** What is expected **
Images are excluded; otherwise, output every record exactly.

── Dataset entries ──

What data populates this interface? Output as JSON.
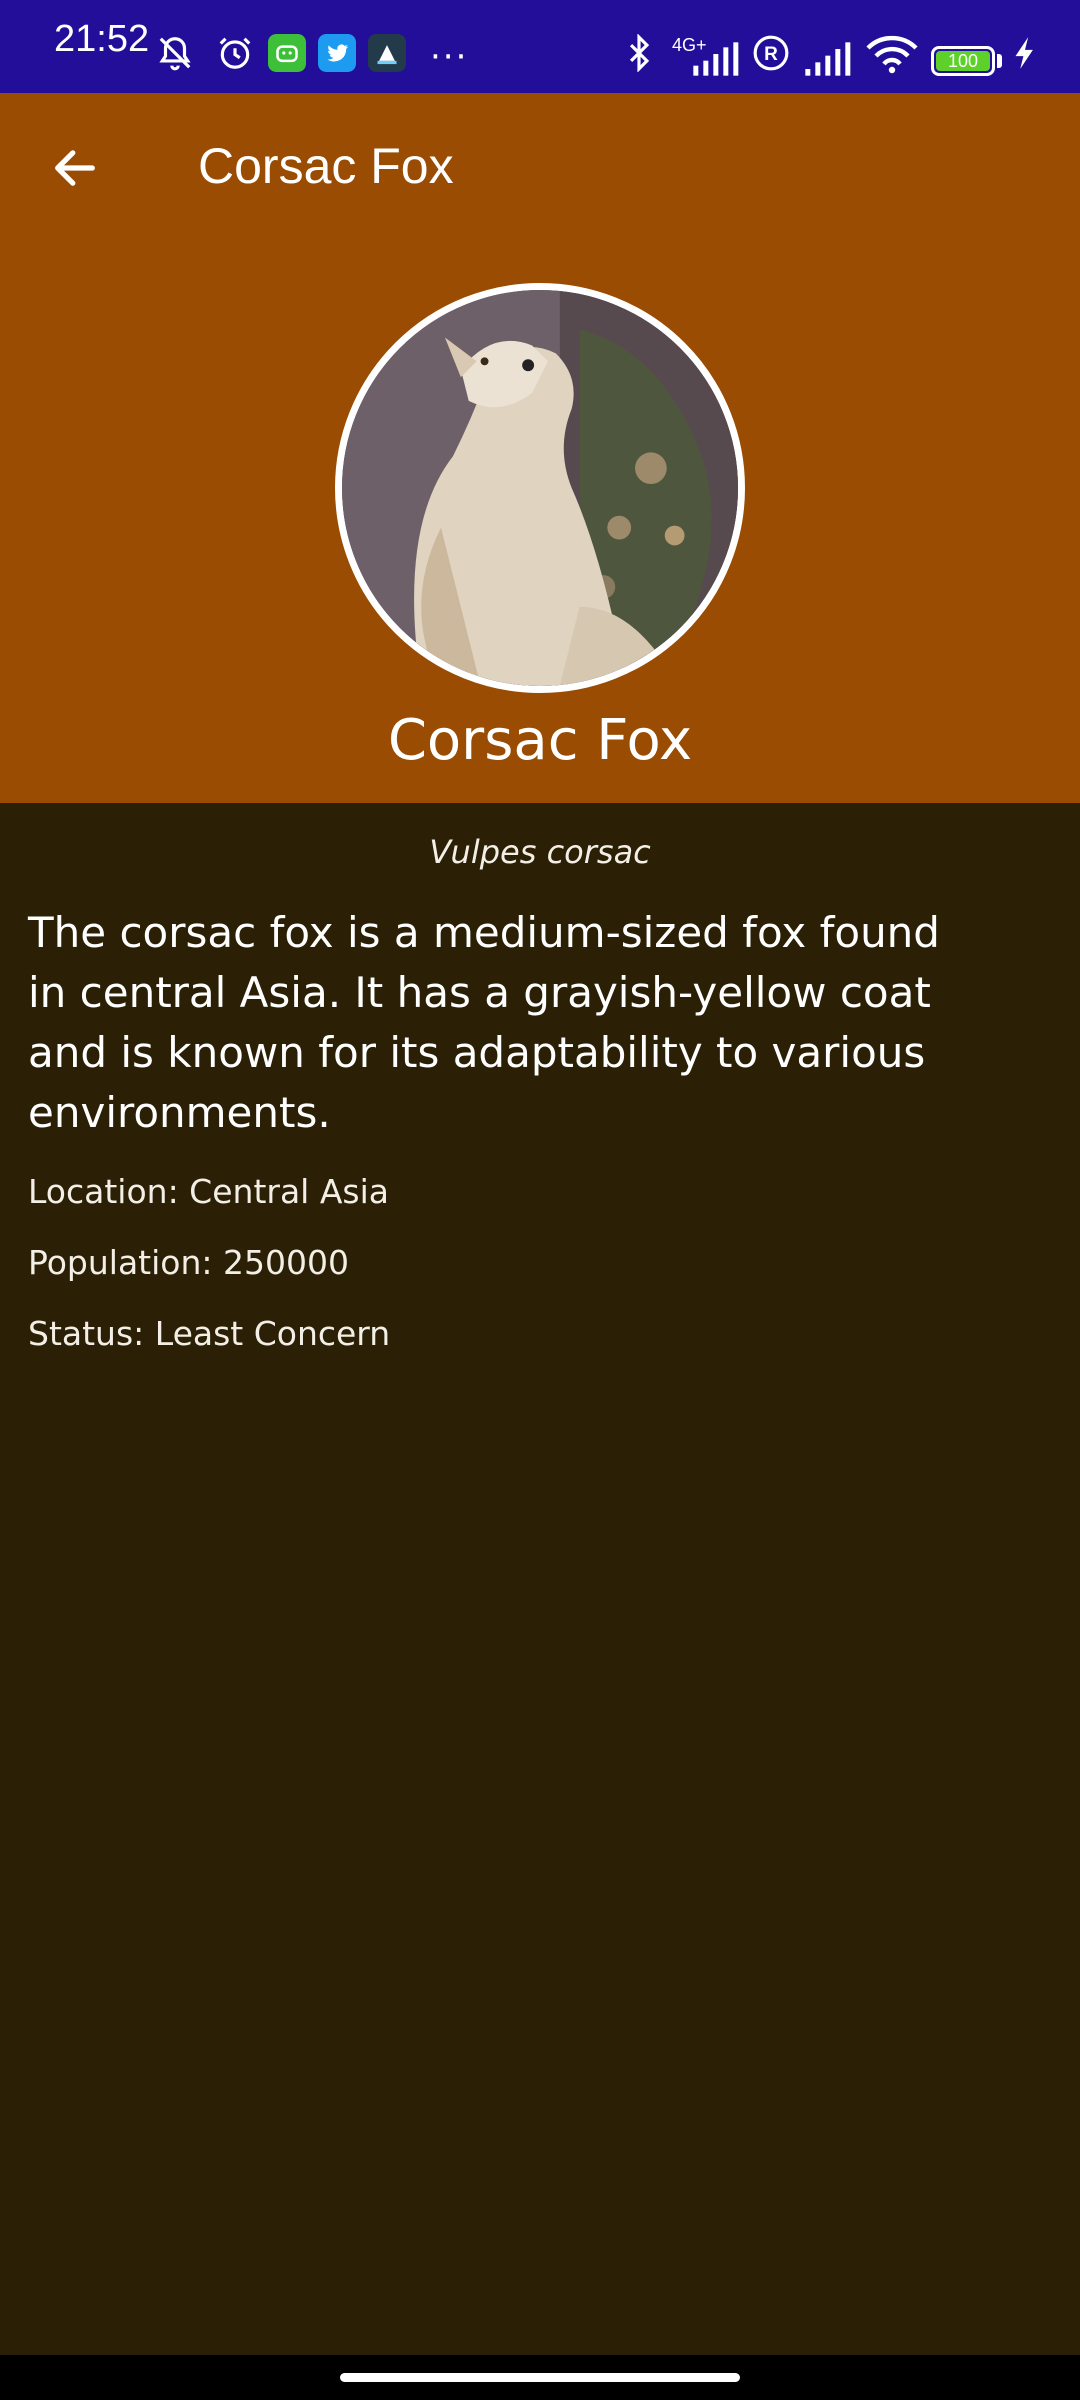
{
  "status_bar": {
    "time": "21:52",
    "network_type": "4G+",
    "battery_level": "100",
    "battery_color": "#5dd12a",
    "background": "#230e99",
    "icons": [
      "muted-bell-icon",
      "alarm-icon",
      "android-app-icon",
      "twitter-icon",
      "app-icon",
      "more-dots-icon",
      "bluetooth-icon",
      "signal-icon",
      "roaming-icon",
      "signal-icon",
      "wifi-icon",
      "battery-icon",
      "charging-icon"
    ]
  },
  "app_bar": {
    "title": "Corsac Fox",
    "back_icon": "arrow-left-icon",
    "background": "#994c02"
  },
  "animal": {
    "name": "Corsac Fox",
    "scientific_name": "Vulpes corsac",
    "description": "The corsac fox is a medium-sized fox found in central Asia. It has a grayish-yellow coat and is known for its adaptability to various environments.",
    "location": "Location: Central Asia",
    "population": "Population: 250000",
    "status": "Status: Least Concern"
  },
  "colors": {
    "page_background": "#2b2005",
    "text": "#ffffff"
  }
}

───

** Solved exercise **
What data populates this interface? Output as JSON.
{
  "status_bar": {
    "time": "21:52",
    "network_type": "4G+",
    "battery_level": "100",
    "battery_color": "#5dd12a",
    "background": "#230e99",
    "icons": [
      "muted-bell-icon",
      "alarm-icon",
      "android-app-icon",
      "twitter-icon",
      "app-icon",
      "more-dots-icon",
      "bluetooth-icon",
      "signal-icon",
      "roaming-icon",
      "signal-icon",
      "wifi-icon",
      "battery-icon",
      "charging-icon"
    ]
  },
  "app_bar": {
    "title": "Corsac Fox",
    "back_icon": "arrow-left-icon",
    "background": "#994c02"
  },
  "animal": {
    "name": "Corsac Fox",
    "scientific_name": "Vulpes corsac",
    "description": "The corsac fox is a medium-sized fox found in central Asia. It has a grayish-yellow coat and is known for its adaptability to various environments.",
    "location": "Location: Central Asia",
    "population": "Population: 250000",
    "status": "Status: Least Concern"
  },
  "colors": {
    "page_background": "#2b2005",
    "text": "#ffffff"
  }
}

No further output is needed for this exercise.